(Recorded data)

— begin —

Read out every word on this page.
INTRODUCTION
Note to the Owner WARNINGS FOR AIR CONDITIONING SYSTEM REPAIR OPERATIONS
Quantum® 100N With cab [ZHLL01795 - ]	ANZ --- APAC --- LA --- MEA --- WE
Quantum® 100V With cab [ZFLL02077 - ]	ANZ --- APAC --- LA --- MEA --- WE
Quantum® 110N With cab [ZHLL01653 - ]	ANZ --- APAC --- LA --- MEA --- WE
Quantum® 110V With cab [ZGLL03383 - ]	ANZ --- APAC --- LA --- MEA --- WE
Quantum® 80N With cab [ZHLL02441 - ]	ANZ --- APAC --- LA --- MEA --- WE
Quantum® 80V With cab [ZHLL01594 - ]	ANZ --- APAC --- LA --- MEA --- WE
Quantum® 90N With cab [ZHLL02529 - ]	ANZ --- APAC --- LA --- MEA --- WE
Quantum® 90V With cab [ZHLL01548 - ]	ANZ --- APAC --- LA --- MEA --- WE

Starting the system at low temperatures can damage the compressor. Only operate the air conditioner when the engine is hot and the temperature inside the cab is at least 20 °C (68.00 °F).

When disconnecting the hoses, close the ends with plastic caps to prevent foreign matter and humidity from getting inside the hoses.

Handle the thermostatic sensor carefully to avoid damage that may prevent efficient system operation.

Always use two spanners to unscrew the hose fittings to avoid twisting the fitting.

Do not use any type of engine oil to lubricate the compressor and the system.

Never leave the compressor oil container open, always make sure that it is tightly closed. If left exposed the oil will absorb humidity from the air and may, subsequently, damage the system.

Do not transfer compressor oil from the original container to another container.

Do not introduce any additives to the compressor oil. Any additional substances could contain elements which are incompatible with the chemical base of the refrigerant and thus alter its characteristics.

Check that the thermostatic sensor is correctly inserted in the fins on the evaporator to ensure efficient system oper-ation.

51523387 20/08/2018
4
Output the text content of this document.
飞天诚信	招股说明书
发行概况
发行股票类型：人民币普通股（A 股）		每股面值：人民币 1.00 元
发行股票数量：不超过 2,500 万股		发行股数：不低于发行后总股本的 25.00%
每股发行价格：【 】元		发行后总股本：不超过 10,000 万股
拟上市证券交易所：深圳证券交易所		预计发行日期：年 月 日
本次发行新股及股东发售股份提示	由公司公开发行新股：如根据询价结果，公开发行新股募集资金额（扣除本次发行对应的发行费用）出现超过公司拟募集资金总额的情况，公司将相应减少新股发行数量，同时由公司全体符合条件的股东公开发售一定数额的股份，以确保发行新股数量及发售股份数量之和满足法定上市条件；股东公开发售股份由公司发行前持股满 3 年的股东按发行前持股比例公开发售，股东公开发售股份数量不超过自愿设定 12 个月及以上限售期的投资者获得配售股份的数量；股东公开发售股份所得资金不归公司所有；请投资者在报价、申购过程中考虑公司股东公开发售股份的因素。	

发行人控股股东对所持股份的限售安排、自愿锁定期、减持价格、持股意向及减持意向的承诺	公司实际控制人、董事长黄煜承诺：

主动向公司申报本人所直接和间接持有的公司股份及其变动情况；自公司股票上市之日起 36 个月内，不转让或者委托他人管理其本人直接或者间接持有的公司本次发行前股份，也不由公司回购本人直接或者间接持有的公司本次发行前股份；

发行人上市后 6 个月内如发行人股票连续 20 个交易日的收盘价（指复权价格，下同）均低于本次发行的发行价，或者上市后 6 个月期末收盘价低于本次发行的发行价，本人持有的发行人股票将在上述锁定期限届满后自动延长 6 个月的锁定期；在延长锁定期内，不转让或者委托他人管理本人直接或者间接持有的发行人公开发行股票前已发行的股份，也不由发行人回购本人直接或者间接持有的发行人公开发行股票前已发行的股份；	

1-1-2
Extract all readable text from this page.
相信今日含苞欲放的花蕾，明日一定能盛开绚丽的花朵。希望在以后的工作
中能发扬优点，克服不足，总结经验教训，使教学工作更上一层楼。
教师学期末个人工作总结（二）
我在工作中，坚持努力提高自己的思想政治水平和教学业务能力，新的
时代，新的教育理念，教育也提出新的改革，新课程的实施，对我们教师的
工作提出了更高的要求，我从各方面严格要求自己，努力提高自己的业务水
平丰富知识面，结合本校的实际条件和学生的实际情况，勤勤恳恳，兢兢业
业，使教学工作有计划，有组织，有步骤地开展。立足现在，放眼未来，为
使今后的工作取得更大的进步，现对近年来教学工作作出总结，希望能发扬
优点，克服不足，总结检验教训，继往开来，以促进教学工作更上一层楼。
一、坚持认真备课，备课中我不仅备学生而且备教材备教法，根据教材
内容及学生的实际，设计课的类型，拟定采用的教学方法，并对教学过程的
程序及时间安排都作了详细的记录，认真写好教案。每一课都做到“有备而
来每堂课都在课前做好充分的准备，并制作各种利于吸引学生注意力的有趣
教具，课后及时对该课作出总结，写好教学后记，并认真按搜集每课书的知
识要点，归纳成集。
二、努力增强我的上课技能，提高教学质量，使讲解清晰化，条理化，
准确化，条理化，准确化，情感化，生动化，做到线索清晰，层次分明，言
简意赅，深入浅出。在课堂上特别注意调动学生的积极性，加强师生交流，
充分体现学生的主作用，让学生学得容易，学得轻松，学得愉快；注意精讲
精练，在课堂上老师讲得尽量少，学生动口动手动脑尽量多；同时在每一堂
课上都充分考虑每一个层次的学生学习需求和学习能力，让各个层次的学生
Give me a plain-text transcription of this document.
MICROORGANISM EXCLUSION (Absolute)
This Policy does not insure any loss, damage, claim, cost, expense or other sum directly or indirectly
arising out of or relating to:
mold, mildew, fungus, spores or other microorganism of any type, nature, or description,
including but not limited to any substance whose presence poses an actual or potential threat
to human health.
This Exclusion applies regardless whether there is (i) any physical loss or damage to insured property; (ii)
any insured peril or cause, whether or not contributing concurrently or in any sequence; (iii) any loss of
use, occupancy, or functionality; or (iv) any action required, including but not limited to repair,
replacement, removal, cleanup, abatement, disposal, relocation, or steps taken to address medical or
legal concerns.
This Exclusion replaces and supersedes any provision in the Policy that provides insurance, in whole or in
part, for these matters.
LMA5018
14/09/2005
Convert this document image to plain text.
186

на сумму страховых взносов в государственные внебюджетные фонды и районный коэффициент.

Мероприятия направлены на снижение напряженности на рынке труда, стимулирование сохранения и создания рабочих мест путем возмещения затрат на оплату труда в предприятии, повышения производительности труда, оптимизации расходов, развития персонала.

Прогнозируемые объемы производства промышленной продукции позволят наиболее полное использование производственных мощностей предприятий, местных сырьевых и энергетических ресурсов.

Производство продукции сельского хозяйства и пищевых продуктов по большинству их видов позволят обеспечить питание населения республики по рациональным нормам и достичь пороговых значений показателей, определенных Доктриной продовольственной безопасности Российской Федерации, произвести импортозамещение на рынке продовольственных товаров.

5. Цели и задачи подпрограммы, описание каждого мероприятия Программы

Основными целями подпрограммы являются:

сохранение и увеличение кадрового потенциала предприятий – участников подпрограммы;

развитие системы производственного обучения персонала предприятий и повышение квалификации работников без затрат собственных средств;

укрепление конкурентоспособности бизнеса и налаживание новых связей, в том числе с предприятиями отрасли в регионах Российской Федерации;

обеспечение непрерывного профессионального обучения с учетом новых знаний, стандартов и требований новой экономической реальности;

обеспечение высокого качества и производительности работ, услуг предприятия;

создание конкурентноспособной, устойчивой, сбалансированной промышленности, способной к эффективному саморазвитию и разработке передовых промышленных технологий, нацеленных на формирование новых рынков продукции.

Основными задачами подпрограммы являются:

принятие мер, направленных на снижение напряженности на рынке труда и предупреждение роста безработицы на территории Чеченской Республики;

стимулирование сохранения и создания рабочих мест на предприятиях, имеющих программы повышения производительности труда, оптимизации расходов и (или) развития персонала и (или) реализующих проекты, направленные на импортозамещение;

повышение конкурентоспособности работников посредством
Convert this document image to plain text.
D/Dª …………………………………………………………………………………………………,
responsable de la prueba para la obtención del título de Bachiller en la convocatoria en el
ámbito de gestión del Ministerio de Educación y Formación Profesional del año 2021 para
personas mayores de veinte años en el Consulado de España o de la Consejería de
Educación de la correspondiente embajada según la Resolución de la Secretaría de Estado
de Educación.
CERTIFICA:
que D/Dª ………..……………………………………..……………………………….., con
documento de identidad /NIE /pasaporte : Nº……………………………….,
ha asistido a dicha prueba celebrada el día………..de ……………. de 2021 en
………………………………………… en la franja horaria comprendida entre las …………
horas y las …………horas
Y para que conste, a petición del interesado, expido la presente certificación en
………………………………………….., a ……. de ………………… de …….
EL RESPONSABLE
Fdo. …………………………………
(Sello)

— end —

Direction: Find the word "APAC" and list each line it appears in.

Solution to this task:
Quantum® 100N With cab [ZHLL01795 - ]	ANZ --- APAC --- LA --- MEA --- WE
Quantum® 100V With cab [ZFLL02077 - ]	ANZ --- APAC --- LA --- MEA --- WE
Quantum® 110N With cab [ZHLL01653 - ]	ANZ --- APAC --- LA --- MEA --- WE
Quantum® 110V With cab [ZGLL03383 - ]	ANZ --- APAC --- LA --- MEA --- WE
Quantum® 80N With cab [ZHLL02441 - ]	ANZ --- APAC --- LA --- MEA --- WE
Quantum® 80V With cab [ZHLL01594 - ]	ANZ --- APAC --- LA --- MEA --- WE
Quantum® 90N With cab [ZHLL02529 - ]	ANZ --- APAC --- LA --- MEA --- WE
Quantum® 90V With cab [ZHLL01548 - ]	ANZ --- APAC --- LA --- MEA --- WE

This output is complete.